(Directions): Look for "абзаце" in the listing below. Gather each line that contains it.

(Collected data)
————————

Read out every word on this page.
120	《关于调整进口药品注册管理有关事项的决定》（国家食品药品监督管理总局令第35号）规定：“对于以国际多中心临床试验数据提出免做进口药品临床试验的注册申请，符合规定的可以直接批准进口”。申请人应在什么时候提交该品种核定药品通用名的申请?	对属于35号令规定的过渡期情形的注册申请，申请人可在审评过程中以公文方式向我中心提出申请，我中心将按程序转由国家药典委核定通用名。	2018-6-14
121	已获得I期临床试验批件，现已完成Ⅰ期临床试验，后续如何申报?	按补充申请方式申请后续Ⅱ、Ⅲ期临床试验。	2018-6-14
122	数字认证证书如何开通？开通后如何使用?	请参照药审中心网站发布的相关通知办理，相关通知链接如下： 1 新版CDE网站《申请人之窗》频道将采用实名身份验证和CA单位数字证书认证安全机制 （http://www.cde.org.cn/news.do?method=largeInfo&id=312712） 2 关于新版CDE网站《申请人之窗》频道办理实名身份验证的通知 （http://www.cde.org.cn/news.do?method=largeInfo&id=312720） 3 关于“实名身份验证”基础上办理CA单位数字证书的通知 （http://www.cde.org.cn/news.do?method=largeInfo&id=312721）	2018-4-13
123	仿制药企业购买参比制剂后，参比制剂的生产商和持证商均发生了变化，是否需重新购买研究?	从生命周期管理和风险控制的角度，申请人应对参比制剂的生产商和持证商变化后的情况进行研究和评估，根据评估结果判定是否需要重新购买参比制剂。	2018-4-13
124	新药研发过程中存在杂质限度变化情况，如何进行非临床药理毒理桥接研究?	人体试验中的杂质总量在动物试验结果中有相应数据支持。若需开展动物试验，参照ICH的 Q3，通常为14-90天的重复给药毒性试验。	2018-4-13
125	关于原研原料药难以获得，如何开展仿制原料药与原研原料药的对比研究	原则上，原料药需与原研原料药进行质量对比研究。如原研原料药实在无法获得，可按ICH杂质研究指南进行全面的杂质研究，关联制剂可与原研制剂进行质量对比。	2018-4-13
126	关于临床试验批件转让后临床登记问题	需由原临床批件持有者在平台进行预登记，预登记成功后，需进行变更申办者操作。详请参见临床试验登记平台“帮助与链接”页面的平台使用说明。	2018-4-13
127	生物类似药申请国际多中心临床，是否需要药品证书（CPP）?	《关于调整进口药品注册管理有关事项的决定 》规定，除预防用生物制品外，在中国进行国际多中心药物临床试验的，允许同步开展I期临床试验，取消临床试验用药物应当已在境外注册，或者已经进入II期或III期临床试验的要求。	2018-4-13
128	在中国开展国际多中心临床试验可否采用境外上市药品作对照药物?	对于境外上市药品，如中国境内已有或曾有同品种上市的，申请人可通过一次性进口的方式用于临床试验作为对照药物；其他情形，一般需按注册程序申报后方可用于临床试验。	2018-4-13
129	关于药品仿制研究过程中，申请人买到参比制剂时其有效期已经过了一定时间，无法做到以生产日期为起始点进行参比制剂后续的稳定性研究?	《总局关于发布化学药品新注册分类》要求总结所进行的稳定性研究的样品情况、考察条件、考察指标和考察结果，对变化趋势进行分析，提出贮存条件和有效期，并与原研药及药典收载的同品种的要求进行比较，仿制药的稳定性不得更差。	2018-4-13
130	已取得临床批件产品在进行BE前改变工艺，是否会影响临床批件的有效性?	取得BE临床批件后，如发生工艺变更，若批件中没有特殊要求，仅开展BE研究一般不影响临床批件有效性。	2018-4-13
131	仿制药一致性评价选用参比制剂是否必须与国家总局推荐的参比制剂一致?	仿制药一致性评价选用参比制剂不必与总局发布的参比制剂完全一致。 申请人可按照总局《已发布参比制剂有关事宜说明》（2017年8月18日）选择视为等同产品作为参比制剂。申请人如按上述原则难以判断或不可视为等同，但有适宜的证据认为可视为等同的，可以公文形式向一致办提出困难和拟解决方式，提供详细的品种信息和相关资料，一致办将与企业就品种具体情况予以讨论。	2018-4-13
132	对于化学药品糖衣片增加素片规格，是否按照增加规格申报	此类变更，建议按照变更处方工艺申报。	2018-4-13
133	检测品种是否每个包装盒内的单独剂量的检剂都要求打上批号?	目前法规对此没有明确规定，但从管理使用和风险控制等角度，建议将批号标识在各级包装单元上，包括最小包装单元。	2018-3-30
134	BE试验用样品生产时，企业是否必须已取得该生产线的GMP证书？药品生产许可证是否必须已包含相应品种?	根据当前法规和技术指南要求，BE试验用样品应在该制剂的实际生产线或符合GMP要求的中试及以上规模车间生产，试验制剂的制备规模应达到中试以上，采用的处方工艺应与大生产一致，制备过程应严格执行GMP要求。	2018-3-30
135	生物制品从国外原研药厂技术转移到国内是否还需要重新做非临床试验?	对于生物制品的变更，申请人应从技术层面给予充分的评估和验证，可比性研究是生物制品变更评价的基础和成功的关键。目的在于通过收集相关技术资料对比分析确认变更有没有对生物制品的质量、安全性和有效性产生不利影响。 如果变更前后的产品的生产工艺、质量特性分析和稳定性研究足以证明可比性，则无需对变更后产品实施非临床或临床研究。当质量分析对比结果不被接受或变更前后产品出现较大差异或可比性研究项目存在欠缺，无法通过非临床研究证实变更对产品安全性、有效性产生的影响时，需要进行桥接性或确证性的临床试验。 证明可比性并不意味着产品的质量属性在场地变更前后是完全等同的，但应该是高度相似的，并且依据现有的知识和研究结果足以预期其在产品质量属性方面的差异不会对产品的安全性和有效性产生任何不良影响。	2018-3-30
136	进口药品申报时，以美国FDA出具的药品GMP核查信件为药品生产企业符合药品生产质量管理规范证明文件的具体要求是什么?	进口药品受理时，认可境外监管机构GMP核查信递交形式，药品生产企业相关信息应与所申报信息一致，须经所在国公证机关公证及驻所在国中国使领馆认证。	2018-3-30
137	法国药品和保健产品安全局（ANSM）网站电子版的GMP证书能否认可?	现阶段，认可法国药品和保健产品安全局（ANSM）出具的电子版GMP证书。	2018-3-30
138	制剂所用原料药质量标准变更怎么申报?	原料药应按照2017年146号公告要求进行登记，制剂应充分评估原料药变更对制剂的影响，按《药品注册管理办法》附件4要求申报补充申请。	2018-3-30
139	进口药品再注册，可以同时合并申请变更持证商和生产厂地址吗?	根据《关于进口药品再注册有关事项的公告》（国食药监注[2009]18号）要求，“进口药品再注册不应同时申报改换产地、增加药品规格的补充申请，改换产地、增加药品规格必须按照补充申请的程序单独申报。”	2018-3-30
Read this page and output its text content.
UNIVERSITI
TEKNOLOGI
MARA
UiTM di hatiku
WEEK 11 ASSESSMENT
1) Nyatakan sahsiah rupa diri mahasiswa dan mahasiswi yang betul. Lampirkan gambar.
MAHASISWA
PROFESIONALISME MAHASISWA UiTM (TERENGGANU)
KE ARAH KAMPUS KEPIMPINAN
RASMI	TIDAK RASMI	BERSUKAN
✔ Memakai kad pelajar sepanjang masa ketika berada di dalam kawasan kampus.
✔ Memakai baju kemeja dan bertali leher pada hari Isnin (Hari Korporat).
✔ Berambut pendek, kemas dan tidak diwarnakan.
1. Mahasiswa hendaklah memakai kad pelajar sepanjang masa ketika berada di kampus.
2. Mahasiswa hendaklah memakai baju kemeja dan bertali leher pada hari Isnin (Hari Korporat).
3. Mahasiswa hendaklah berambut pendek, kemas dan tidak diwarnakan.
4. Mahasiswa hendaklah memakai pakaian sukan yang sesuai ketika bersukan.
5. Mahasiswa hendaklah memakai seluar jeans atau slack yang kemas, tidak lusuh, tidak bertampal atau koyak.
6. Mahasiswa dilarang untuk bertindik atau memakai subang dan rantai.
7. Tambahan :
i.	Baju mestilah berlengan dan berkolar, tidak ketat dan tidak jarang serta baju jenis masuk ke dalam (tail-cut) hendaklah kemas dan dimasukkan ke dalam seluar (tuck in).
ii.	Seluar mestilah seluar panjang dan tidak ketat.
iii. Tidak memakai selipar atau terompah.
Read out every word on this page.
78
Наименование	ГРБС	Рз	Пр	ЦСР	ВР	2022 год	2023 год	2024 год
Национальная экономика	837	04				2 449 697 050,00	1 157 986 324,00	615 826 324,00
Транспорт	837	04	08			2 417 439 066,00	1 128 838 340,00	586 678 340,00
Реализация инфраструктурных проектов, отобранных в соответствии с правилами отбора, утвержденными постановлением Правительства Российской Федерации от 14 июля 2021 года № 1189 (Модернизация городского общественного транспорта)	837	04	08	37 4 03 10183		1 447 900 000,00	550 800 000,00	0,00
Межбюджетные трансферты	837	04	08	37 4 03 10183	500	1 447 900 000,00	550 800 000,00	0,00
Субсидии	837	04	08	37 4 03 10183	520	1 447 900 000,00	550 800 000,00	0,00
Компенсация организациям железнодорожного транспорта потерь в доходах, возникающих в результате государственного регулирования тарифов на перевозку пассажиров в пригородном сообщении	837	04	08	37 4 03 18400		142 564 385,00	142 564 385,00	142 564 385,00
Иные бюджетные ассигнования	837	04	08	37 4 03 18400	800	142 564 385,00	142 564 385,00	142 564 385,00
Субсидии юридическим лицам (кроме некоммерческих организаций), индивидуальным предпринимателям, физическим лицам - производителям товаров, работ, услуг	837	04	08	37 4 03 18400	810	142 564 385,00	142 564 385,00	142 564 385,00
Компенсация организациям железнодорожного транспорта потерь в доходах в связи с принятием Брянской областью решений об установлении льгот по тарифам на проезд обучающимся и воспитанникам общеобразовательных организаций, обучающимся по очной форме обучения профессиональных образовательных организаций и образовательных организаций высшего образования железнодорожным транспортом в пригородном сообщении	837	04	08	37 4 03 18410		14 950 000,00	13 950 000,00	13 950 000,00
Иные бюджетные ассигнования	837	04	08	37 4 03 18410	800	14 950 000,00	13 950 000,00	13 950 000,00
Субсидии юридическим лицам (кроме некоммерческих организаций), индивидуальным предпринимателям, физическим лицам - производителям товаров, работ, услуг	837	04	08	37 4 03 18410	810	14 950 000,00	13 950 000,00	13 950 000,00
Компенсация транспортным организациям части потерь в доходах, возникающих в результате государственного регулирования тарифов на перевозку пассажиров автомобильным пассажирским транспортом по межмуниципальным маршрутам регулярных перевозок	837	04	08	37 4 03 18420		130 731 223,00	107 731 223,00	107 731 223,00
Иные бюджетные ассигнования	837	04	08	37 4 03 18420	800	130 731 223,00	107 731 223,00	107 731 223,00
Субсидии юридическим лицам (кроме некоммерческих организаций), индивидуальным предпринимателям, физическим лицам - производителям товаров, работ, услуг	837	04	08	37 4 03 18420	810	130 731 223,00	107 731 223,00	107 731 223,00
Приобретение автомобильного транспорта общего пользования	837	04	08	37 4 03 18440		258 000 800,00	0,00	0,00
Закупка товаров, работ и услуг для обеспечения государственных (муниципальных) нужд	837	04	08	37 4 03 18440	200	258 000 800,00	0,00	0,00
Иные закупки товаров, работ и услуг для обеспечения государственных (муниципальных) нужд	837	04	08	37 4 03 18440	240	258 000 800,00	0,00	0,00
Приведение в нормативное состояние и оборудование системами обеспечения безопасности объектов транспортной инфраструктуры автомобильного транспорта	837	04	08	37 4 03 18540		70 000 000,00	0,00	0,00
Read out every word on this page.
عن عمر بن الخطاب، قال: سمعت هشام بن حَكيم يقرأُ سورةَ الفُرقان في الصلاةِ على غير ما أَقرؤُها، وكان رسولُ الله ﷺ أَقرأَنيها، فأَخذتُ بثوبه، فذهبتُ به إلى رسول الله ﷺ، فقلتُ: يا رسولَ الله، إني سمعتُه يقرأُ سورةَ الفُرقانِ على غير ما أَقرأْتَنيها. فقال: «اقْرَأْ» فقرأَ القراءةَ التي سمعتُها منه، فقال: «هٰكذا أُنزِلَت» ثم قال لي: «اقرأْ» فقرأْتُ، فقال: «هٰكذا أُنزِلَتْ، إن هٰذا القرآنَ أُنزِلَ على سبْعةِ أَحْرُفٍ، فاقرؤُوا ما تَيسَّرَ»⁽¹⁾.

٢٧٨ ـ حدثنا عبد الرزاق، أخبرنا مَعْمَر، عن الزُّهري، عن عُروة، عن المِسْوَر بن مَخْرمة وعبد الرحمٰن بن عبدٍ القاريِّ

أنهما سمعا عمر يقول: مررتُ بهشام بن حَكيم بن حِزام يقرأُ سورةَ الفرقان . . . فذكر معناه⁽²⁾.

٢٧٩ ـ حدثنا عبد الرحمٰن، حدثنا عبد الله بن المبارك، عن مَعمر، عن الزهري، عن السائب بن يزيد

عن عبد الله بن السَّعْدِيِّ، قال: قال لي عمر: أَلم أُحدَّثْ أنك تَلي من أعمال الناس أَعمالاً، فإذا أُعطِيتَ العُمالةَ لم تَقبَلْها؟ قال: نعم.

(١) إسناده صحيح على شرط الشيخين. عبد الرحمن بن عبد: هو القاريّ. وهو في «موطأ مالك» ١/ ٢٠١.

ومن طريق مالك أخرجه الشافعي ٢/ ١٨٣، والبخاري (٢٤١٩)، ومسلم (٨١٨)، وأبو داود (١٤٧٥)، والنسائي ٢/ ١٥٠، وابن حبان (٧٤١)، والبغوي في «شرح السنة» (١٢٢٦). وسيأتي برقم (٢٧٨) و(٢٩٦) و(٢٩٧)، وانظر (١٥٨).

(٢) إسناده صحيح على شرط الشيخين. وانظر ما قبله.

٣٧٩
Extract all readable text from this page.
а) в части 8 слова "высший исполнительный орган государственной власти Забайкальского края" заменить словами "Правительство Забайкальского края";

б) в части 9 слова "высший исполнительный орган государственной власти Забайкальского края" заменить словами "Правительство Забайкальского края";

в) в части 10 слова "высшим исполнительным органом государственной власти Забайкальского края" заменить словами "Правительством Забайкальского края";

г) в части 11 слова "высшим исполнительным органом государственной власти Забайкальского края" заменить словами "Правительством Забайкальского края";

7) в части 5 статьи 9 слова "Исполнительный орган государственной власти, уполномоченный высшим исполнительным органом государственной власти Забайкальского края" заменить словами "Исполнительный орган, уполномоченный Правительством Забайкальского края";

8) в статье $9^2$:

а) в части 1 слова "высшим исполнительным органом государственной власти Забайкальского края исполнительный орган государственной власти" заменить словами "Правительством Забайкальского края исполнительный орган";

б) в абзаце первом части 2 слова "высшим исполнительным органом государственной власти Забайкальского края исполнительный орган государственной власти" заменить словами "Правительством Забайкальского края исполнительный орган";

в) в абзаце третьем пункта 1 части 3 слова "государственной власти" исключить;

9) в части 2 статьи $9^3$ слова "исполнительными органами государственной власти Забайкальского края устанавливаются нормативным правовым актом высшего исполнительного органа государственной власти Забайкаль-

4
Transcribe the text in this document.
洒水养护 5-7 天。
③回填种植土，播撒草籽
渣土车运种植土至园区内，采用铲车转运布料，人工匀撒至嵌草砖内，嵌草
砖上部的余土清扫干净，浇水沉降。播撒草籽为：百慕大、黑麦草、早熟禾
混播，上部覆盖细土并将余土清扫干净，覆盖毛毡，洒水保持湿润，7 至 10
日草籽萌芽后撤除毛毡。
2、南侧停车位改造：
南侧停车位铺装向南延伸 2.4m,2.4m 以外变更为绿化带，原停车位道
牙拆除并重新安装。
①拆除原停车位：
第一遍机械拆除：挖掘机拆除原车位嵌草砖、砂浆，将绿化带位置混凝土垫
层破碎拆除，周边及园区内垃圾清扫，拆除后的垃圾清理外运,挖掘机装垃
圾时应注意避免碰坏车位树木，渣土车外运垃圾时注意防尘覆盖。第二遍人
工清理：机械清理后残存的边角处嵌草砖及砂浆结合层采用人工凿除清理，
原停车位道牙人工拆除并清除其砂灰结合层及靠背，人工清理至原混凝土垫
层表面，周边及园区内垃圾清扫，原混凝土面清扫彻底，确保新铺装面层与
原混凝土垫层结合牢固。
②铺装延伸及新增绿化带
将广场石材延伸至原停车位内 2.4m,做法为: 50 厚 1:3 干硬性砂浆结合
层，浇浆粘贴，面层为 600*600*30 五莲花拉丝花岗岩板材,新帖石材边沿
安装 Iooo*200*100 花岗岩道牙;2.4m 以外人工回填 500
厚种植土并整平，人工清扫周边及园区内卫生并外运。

————————

(Result of this task):
б) в абзаце первом части 2 слова "высшим исполнительным органом государственной власти Забайкальского края исполнительный орган государственной власти" заменить словами "Правительством Забайкальского края исполнительный орган";
в) в абзаце третьем пункта 1 части 3 слова "государственной власти" исключить;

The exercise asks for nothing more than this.